# What is asked
Reproduce each line of the material precisely.

Records from a data collection
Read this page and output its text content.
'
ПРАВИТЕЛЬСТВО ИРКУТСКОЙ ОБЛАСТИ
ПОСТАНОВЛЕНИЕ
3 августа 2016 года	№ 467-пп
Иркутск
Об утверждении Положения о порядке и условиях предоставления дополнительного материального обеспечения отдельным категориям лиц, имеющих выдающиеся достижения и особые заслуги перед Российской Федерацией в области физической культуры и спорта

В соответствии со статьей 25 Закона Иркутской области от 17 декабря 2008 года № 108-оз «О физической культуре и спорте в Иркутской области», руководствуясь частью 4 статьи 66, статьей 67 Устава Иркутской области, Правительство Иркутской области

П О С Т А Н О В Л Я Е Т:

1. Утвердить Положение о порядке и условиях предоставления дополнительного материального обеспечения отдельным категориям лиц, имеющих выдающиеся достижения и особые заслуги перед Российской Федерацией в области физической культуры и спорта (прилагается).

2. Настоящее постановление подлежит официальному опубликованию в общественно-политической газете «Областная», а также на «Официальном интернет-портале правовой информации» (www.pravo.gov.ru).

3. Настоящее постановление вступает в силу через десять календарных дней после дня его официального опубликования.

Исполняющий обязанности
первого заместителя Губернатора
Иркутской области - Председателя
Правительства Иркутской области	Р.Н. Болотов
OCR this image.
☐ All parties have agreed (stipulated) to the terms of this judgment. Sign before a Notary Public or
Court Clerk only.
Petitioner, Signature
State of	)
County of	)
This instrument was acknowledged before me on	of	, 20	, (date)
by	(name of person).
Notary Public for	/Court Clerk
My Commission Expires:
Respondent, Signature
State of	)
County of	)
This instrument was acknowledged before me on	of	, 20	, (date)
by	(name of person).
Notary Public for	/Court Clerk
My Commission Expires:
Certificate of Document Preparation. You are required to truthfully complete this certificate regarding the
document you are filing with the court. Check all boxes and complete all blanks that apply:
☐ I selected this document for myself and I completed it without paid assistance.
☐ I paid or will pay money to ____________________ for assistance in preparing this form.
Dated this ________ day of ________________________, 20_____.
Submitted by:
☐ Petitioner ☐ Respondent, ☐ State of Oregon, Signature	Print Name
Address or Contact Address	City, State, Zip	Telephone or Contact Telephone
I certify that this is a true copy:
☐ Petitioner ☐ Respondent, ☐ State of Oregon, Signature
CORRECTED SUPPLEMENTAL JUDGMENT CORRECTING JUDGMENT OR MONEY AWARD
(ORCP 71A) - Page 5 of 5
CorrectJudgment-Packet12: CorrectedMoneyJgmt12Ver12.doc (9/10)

# Solution to this task
Read this page and output its text content.
'
ПРАВИТЕЛЬСТВО ИРКУТСКОЙ ОБЛАСТИ
ПОСТАНОВЛЕНИЕ
3 августа 2016 года	№ 467-пп
Иркутск
Об утверждении Положения о порядке и условиях предоставления дополнительного материального обеспечения отдельным категориям лиц, имеющих выдающиеся достижения и особые заслуги перед Российской Федерацией в области физической культуры и спорта

В соответствии со статьей 25 Закона Иркутской области от 17 декабря 2008 года № 108-оз «О физической культуре и спорте в Иркутской области», руководствуясь частью 4 статьи 66, статьей 67 Устава Иркутской области, Правительство Иркутской области

П О С Т А Н О В Л Я Е Т:

1. Утвердить Положение о порядке и условиях предоставления дополнительного материального обеспечения отдельным категориям лиц, имеющих выдающиеся достижения и особые заслуги перед Российской Федерацией в области физической культуры и спорта (прилагается).

2. Настоящее постановление подлежит официальному опубликованию в общественно-политической газете «Областная», а также на «Официальном интернет-портале правовой информации» (www.pravo.gov.ru).

3. Настоящее постановление вступает в силу через десять календарных дней после дня его официального опубликования.

Исполняющий обязанности
первого заместителя Губернатора
Иркутской области - Председателя
Правительства Иркутской области	Р.Н. Болотов
OCR this image.
☐ All parties have agreed (stipulated) to the terms of this judgment. Sign before a Notary Public or
Court Clerk only.
Petitioner, Signature
State of	)
County of	)
This instrument was acknowledged before me on	of	, 20	, (date)
by	(name of person).
Notary Public for	/Court Clerk
My Commission Expires:
Respondent, Signature
State of	)
County of	)
This instrument was acknowledged before me on	of	, 20	, (date)
by	(name of person).
Notary Public for	/Court Clerk
My Commission Expires:
Certificate of Document Preparation. You are required to truthfully complete this certificate regarding the
document you are filing with the court. Check all boxes and complete all blanks that apply:
☐ I selected this document for myself and I completed it without paid assistance.
☐ I paid or will pay money to ____________________ for assistance in preparing this form.
Dated this ________ day of ________________________, 20_____.
Submitted by:
☐ Petitioner ☐ Respondent, ☐ State of Oregon, Signature	Print Name
Address or Contact Address	City, State, Zip	Telephone or Contact Telephone
I certify that this is a true copy:
☐ Petitioner ☐ Respondent, ☐ State of Oregon, Signature
CORRECTED SUPPLEMENTAL JUDGMENT CORRECTING JUDGMENT OR MONEY AWARD
(ORCP 71A) - Page 5 of 5
CorrectJudgment-Packet12: CorrectedMoneyJgmt12Ver12.doc (9/10)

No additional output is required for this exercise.